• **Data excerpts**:
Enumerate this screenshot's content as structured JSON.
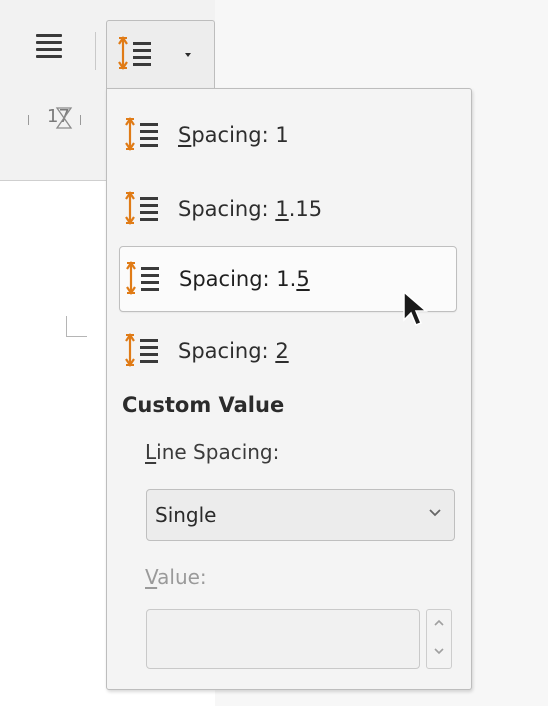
{
  "toolbar": {
    "paragraph_menu_icon": "hamburger-lines-icon",
    "spacing_button_icon": "line-spacing-icon",
    "dropdown_caret_icon": "caret-down-icon"
  },
  "ruler": {
    "number": "17"
  },
  "menu": {
    "items": [
      {
        "prefix": "",
        "mnemonic": "S",
        "suffix": "pacing: 1",
        "hovered": false
      },
      {
        "prefix": "Spacing: ",
        "mnemonic": "1",
        "suffix": ".15",
        "hovered": false
      },
      {
        "prefix": "Spacing: 1.",
        "mnemonic": "5",
        "suffix": "",
        "hovered": true
      },
      {
        "prefix": "Spacing: ",
        "mnemonic": "2",
        "suffix": "",
        "hovered": false
      }
    ],
    "custom": {
      "title": "Custom Value",
      "line_spacing_mnemonic": "L",
      "line_spacing_rest": "ine Spacing:",
      "line_spacing_value": "Single",
      "value_mnemonic": "V",
      "value_rest": "alue:",
      "value_text": ""
    }
  },
  "colors": {
    "accent_icon": "#e07b16",
    "panel_bg": "#f4f4f4",
    "hover_bg": "#fbfbfb"
  }
}
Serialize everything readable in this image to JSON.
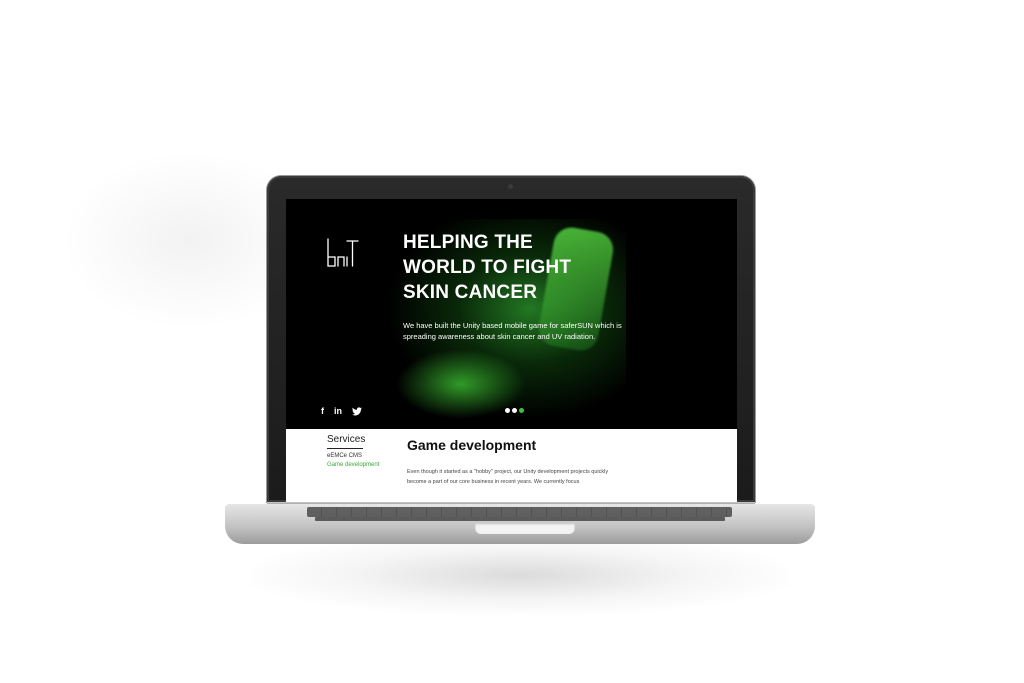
{
  "hero": {
    "headline_lines": [
      "HELPING THE",
      "WORLD TO FIGHT",
      "SKIN CANCER"
    ],
    "description": "We have built the Unity based mobile game for saferSUN which is spreading awareness about skin cancer and UV radiation.",
    "logo": "bɑT",
    "social": [
      {
        "icon": "facebook-icon",
        "glyph": "f"
      },
      {
        "icon": "linkedin-icon",
        "glyph": "in"
      },
      {
        "icon": "twitter-icon",
        "glyph": "ὂ6"
      }
    ],
    "slider": {
      "count": 3,
      "active_index": 2
    }
  },
  "services": {
    "title": "Services",
    "items": [
      {
        "label": "eEMCe CMS",
        "active": false
      },
      {
        "label": "Game development",
        "active": true
      }
    ]
  },
  "main": {
    "section_title": "Game development",
    "body": "Even though it started as a \"hobby\" project, our Unity development projects quickly become a part of our core business in recent years. We currently focus"
  },
  "colors": {
    "accent_green": "#3fbf3f",
    "hero_bg": "#000000",
    "content_bg": "#ffffff"
  }
}
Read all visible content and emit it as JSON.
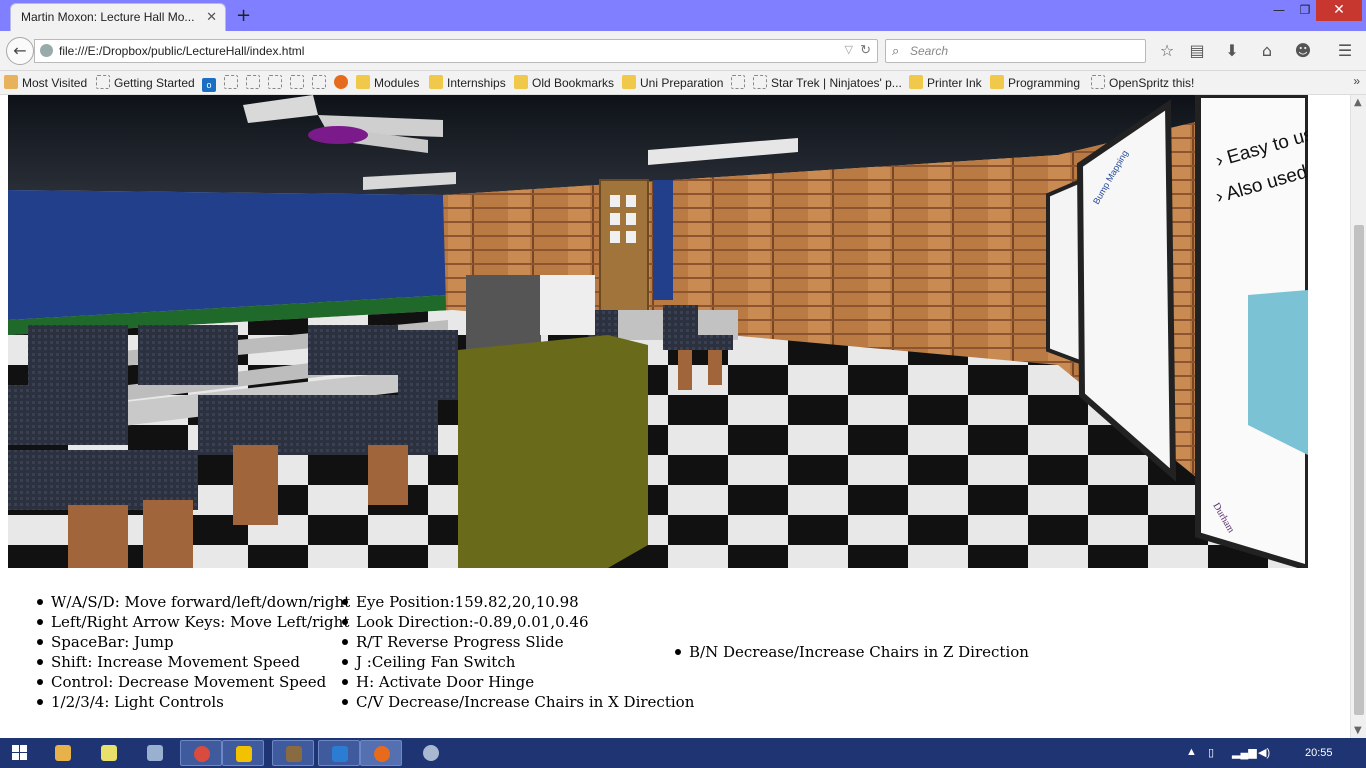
{
  "browser": {
    "tab_title": "Martin Moxon: Lecture Hall Mo...",
    "new_tab_icon": "plus-icon",
    "window_controls": [
      "minimize",
      "maximize",
      "close"
    ],
    "url": "file:///E:/Dropbox/public/LectureHall/index.html",
    "search_placeholder": "Search",
    "toolbar_icons": [
      "star-icon",
      "reading-list-icon",
      "download-icon",
      "home-icon",
      "emoji-icon",
      "menu-icon"
    ]
  },
  "bookmarks": [
    {
      "label": "Most Visited",
      "icon": "bookmark-icon"
    },
    {
      "label": "Getting Started",
      "icon": "blank-page-icon"
    },
    {
      "label": "",
      "icon": "outlook-icon"
    },
    {
      "label": "",
      "icon": "blank-page-icon"
    },
    {
      "label": "",
      "icon": "blank-page-icon"
    },
    {
      "label": "",
      "icon": "blank-page-icon"
    },
    {
      "label": "",
      "icon": "blank-page-icon"
    },
    {
      "label": "",
      "icon": "blank-page-icon"
    },
    {
      "label": "",
      "icon": "fire-icon"
    },
    {
      "label": "Modules",
      "icon": "folder-icon"
    },
    {
      "label": "Internships",
      "icon": "folder-icon"
    },
    {
      "label": "Old Bookmarks",
      "icon": "folder-icon"
    },
    {
      "label": "Uni Preparation",
      "icon": "folder-icon"
    },
    {
      "label": "",
      "icon": "blank-page-icon"
    },
    {
      "label": "Star Trek | Ninjatoes' p...",
      "icon": "blank-page-icon"
    },
    {
      "label": "Printer Ink",
      "icon": "folder-icon"
    },
    {
      "label": "Programming",
      "icon": "folder-icon"
    },
    {
      "label": "OpenSpritz this!",
      "icon": "blank-page-icon"
    }
  ],
  "controls": {
    "column1": [
      "W/A/S/D: Move forward/left/down/right",
      "Left/Right Arrow Keys: Move Left/right",
      "SpaceBar: Jump",
      "Shift: Increase Movement Speed",
      "Control: Decrease Movement Speed",
      "1/2/3/4: Light Controls"
    ],
    "column2": [
      "Eye Position:159.82,20,10.98",
      "Look Direction:-0.89,0.01,0.46",
      "R/T Reverse Progress Slide",
      "J :Ceiling Fan Switch",
      "H: Activate Door Hinge",
      "C/V Decrease/Increase Chairs in X Direction"
    ],
    "column3": [
      "B/N Decrease/Increase Chairs in Z Direction"
    ]
  },
  "slides": {
    "far_title": "Bump Mapping",
    "near_bullets": [
      "Easy to use w",
      "Also used in e"
    ],
    "logo": "Durham"
  },
  "taskbar": {
    "apps": [
      "file-explorer-icon",
      "notepad-icon",
      "remote-desktop-icon",
      "chrome-icon",
      "chat-icon",
      "media-icon",
      "word-icon",
      "firefox-icon",
      "tool-icon"
    ],
    "active_app": "firefox-icon",
    "clock": "20:55"
  }
}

• **Written task**: Except for the pictures, copy every line of the records above exactly.

• **Exercise solution**:
Enumerate this screenshot's content as structured JSON.
{
  "toolbar": {
    "paragraph_menu_icon": "hamburger-lines-icon",
    "spacing_button_icon": "line-spacing-icon",
    "dropdown_caret_icon": "caret-down-icon"
  },
  "ruler": {
    "number": "17"
  },
  "menu": {
    "items": [
      {
        "prefix": "",
        "mnemonic": "S",
        "suffix": "pacing: 1",
        "hovered": false
      },
      {
        "prefix": "Spacing: ",
        "mnemonic": "1",
        "suffix": ".15",
        "hovered": false
      },
      {
        "prefix": "Spacing: 1.",
        "mnemonic": "5",
        "suffix": "",
        "hovered": true
      },
      {
        "prefix": "Spacing: ",
        "mnemonic": "2",
        "suffix": "",
        "hovered": false
      }
    ],
    "custom": {
      "title": "Custom Value",
      "line_spacing_mnemonic": "L",
      "line_spacing_rest": "ine Spacing:",
      "line_spacing_value": "Single",
      "value_mnemonic": "V",
      "value_rest": "alue:",
      "value_text": ""
    }
  },
  "colors": {
    "accent_icon": "#e07b16",
    "panel_bg": "#f4f4f4",
    "hover_bg": "#fbfbfb"
  }
}
Serialize everything readable in this image to JSON.
{
  "hero": {
    "headline_lines": [
      "HELPING THE",
      "WORLD TO FIGHT",
      "SKIN CANCER"
    ],
    "description": "We have built the Unity based mobile game for saferSUN which is spreading awareness about skin cancer and UV radiation.",
    "logo": "bɑT",
    "social": [
      {
        "icon": "facebook-icon",
        "glyph": "f"
      },
      {
        "icon": "linkedin-icon",
        "glyph": "in"
      },
      {
        "icon": "twitter-icon",
        "glyph": "ὂ6"
      }
    ],
    "slider": {
      "count": 3,
      "active_index": 2
    }
  },
  "services": {
    "title": "Services",
    "items": [
      {
        "label": "eEMCe CMS",
        "active": false
      },
      {
        "label": "Game development",
        "active": true
      }
    ]
  },
  "main": {
    "section_title": "Game development",
    "body": "Even though it started as a \"hobby\" project, our Unity development projects quickly become a part of our core business in recent years. We currently focus"
  },
  "colors": {
    "accent_green": "#3fbf3f",
    "hero_bg": "#000000",
    "content_bg": "#ffffff"
  }
}
Read all visible content and emit it as JSON.
{
  "browser": {
    "tab_title": "Martin Moxon: Lecture Hall Mo...",
    "new_tab_icon": "plus-icon",
    "window_controls": [
      "minimize",
      "maximize",
      "close"
    ],
    "url": "file:///E:/Dropbox/public/LectureHall/index.html",
    "search_placeholder": "Search",
    "toolbar_icons": [
      "star-icon",
      "reading-list-icon",
      "download-icon",
      "home-icon",
      "emoji-icon",
      "menu-icon"
    ]
  },
  "bookmarks": [
    {
      "label": "Most Visited",
      "icon": "bookmark-icon"
    },
    {
      "label": "Getting Started",
      "icon": "blank-page-icon"
    },
    {
      "label": "",
      "icon": "outlook-icon"
    },
    {
      "label": "",
      "icon": "blank-page-icon"
    },
    {
      "label": "",
      "icon": "blank-page-icon"
    },
    {
      "label": "",
      "icon": "blank-page-icon"
    },
    {
      "label": "",
      "icon": "blank-page-icon"
    },
    {
      "label": "",
      "icon": "blank-page-icon"
    },
    {
      "label": "",
      "icon": "fire-icon"
    },
    {
      "label": "Modules",
      "icon": "folder-icon"
    },
    {
      "label": "Internships",
      "icon": "folder-icon"
    },
    {
      "label": "Old Bookmarks",
      "icon": "folder-icon"
    },
    {
      "label": "Uni Preparation",
      "icon": "folder-icon"
    },
    {
      "label": "",
      "icon": "blank-page-icon"
    },
    {
      "label": "Star Trek | Ninjatoes' p...",
      "icon": "blank-page-icon"
    },
    {
      "label": "Printer Ink",
      "icon": "folder-icon"
    },
    {
      "label": "Programming",
      "icon": "folder-icon"
    },
    {
      "label": "OpenSpritz this!",
      "icon": "blank-page-icon"
    }
  ],
  "controls": {
    "column1": [
      "W/A/S/D: Move forward/left/down/right",
      "Left/Right Arrow Keys: Move Left/right",
      "SpaceBar: Jump",
      "Shift: Increase Movement Speed",
      "Control: Decrease Movement Speed",
      "1/2/3/4: Light Controls"
    ],
    "column2": [
      "Eye Position:159.82,20,10.98",
      "Look Direction:-0.89,0.01,0.46",
      "R/T Reverse Progress Slide",
      "J :Ceiling Fan Switch",
      "H: Activate Door Hinge",
      "C/V Decrease/Increase Chairs in X Direction"
    ],
    "column3": [
      "B/N Decrease/Increase Chairs in Z Direction"
    ]
  },
  "slides": {
    "far_title": "Bump Mapping",
    "near_bullets": [
      "Easy to use w",
      "Also used in e"
    ],
    "logo": "Durham"
  },
  "taskbar": {
    "apps": [
      "file-explorer-icon",
      "notepad-icon",
      "remote-desktop-icon",
      "chrome-icon",
      "chat-icon",
      "media-icon",
      "word-icon",
      "firefox-icon",
      "tool-icon"
    ],
    "active_app": "firefox-icon",
    "clock": "20:55"
  }
}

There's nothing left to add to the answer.